▸ TASK REQUIREMENTS
Produce the listing below again, exactly as shown.

======== RAW RECORDS

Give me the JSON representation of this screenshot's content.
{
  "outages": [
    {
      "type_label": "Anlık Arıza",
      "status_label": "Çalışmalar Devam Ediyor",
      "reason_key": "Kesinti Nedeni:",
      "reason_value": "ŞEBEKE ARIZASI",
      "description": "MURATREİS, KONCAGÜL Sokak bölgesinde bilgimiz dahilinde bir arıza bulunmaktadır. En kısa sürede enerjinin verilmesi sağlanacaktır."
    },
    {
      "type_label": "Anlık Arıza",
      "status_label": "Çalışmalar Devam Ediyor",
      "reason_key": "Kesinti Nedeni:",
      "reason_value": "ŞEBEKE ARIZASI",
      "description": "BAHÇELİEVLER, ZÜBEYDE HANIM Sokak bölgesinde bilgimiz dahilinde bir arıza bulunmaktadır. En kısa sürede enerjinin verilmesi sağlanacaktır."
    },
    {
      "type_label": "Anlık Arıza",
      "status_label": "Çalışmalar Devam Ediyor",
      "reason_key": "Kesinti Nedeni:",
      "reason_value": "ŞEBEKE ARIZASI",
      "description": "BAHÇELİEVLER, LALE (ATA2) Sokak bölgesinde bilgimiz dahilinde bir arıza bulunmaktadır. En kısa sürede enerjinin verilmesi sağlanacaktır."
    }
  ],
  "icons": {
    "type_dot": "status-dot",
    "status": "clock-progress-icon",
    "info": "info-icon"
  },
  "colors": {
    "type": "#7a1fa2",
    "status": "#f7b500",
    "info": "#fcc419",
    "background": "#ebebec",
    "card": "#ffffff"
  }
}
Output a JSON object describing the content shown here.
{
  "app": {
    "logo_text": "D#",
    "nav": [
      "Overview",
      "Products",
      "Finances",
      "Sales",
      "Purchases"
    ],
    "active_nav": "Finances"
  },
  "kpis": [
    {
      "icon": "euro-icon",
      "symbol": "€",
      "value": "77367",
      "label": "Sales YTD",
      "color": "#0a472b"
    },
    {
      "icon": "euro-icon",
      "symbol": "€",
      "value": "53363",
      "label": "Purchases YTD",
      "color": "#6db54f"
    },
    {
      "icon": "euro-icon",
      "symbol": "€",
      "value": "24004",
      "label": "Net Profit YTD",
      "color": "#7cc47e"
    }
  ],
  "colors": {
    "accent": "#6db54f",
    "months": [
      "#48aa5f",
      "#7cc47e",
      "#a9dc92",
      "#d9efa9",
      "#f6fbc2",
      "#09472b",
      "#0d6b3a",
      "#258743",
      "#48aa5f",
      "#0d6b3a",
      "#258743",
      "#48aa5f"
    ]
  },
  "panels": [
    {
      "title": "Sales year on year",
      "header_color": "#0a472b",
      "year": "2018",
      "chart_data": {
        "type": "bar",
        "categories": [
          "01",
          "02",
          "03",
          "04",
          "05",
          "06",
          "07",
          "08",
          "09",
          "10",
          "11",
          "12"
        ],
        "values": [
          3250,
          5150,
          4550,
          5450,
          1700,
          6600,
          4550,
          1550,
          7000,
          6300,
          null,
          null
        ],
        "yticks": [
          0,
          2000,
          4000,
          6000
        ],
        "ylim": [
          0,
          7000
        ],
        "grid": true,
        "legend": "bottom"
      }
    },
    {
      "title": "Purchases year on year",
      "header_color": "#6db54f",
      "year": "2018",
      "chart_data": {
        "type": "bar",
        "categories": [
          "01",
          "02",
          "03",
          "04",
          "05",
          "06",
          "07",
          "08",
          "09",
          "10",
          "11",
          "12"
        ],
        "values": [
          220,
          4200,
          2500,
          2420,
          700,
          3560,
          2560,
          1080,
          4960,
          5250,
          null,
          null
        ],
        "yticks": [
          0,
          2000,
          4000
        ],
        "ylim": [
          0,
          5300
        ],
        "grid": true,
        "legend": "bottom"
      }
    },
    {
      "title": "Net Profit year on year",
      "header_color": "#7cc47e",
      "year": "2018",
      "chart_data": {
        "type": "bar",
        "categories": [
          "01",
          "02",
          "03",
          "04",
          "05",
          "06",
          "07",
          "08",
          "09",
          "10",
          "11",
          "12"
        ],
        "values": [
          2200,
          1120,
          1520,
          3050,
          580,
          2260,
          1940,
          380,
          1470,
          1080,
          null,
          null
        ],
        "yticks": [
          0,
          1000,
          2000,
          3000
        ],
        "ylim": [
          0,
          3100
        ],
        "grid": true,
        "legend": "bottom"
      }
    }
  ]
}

================

▸ PROBLEM SOLUTION
Give me the JSON representation of this screenshot's content.
{
  "outages": [
    {
      "type_label": "Anlık Arıza",
      "status_label": "Çalışmalar Devam Ediyor",
      "reason_key": "Kesinti Nedeni:",
      "reason_value": "ŞEBEKE ARIZASI",
      "description": "MURATREİS, KONCAGÜL Sokak bölgesinde bilgimiz dahilinde bir arıza bulunmaktadır. En kısa sürede enerjinin verilmesi sağlanacaktır."
    },
    {
      "type_label": "Anlık Arıza",
      "status_label": "Çalışmalar Devam Ediyor",
      "reason_key": "Kesinti Nedeni:",
      "reason_value": "ŞEBEKE ARIZASI",
      "description": "BAHÇELİEVLER, ZÜBEYDE HANIM Sokak bölgesinde bilgimiz dahilinde bir arıza bulunmaktadır. En kısa sürede enerjinin verilmesi sağlanacaktır."
    },
    {
      "type_label": "Anlık Arıza",
      "status_label": "Çalışmalar Devam Ediyor",
      "reason_key": "Kesinti Nedeni:",
      "reason_value": "ŞEBEKE ARIZASI",
      "description": "BAHÇELİEVLER, LALE (ATA2) Sokak bölgesinde bilgimiz dahilinde bir arıza bulunmaktadır. En kısa sürede enerjinin verilmesi sağlanacaktır."
    }
  ],
  "icons": {
    "type_dot": "status-dot",
    "status": "clock-progress-icon",
    "info": "info-icon"
  },
  "colors": {
    "type": "#7a1fa2",
    "status": "#f7b500",
    "info": "#fcc419",
    "background": "#ebebec",
    "card": "#ffffff"
  }
}
Output a JSON object describing the content shown here.
{
  "app": {
    "logo_text": "D#",
    "nav": [
      "Overview",
      "Products",
      "Finances",
      "Sales",
      "Purchases"
    ],
    "active_nav": "Finances"
  },
  "kpis": [
    {
      "icon": "euro-icon",
      "symbol": "€",
      "value": "77367",
      "label": "Sales YTD",
      "color": "#0a472b"
    },
    {
      "icon": "euro-icon",
      "symbol": "€",
      "value": "53363",
      "label": "Purchases YTD",
      "color": "#6db54f"
    },
    {
      "icon": "euro-icon",
      "symbol": "€",
      "value": "24004",
      "label": "Net Profit YTD",
      "color": "#7cc47e"
    }
  ],
  "colors": {
    "accent": "#6db54f",
    "months": [
      "#48aa5f",
      "#7cc47e",
      "#a9dc92",
      "#d9efa9",
      "#f6fbc2",
      "#09472b",
      "#0d6b3a",
      "#258743",
      "#48aa5f",
      "#0d6b3a",
      "#258743",
      "#48aa5f"
    ]
  },
  "panels": [
    {
      "title": "Sales year on year",
      "header_color": "#0a472b",
      "year": "2018",
      "chart_data": {
        "type": "bar",
        "categories": [
          "01",
          "02",
          "03",
          "04",
          "05",
          "06",
          "07",
          "08",
          "09",
          "10",
          "11",
          "12"
        ],
        "values": [
          3250,
          5150,
          4550,
          5450,
          1700,
          6600,
          4550,
          1550,
          7000,
          6300,
          null,
          null
        ],
        "yticks": [
          0,
          2000,
          4000,
          6000
        ],
        "ylim": [
          0,
          7000
        ],
        "grid": true,
        "legend": "bottom"
      }
    },
    {
      "title": "Purchases year on year",
      "header_color": "#6db54f",
      "year": "2018",
      "chart_data": {
        "type": "bar",
        "categories": [
          "01",
          "02",
          "03",
          "04",
          "05",
          "06",
          "07",
          "08",
          "09",
          "10",
          "11",
          "12"
        ],
        "values": [
          220,
          4200,
          2500,
          2420,
          700,
          3560,
          2560,
          1080,
          4960,
          5250,
          null,
          null
        ],
        "yticks": [
          0,
          2000,
          4000
        ],
        "ylim": [
          0,
          5300
        ],
        "grid": true,
        "legend": "bottom"
      }
    },
    {
      "title": "Net Profit year on year",
      "header_color": "#7cc47e",
      "year": "2018",
      "chart_data": {
        "type": "bar",
        "categories": [
          "01",
          "02",
          "03",
          "04",
          "05",
          "06",
          "07",
          "08",
          "09",
          "10",
          "11",
          "12"
        ],
        "values": [
          2200,
          1120,
          1520,
          3050,
          580,
          2260,
          1940,
          380,
          1470,
          1080,
          null,
          null
        ],
        "yticks": [
          0,
          1000,
          2000,
          3000
        ],
        "ylim": [
          0,
          3100
        ],
        "grid": true,
        "legend": "bottom"
      }
    }
  ]
}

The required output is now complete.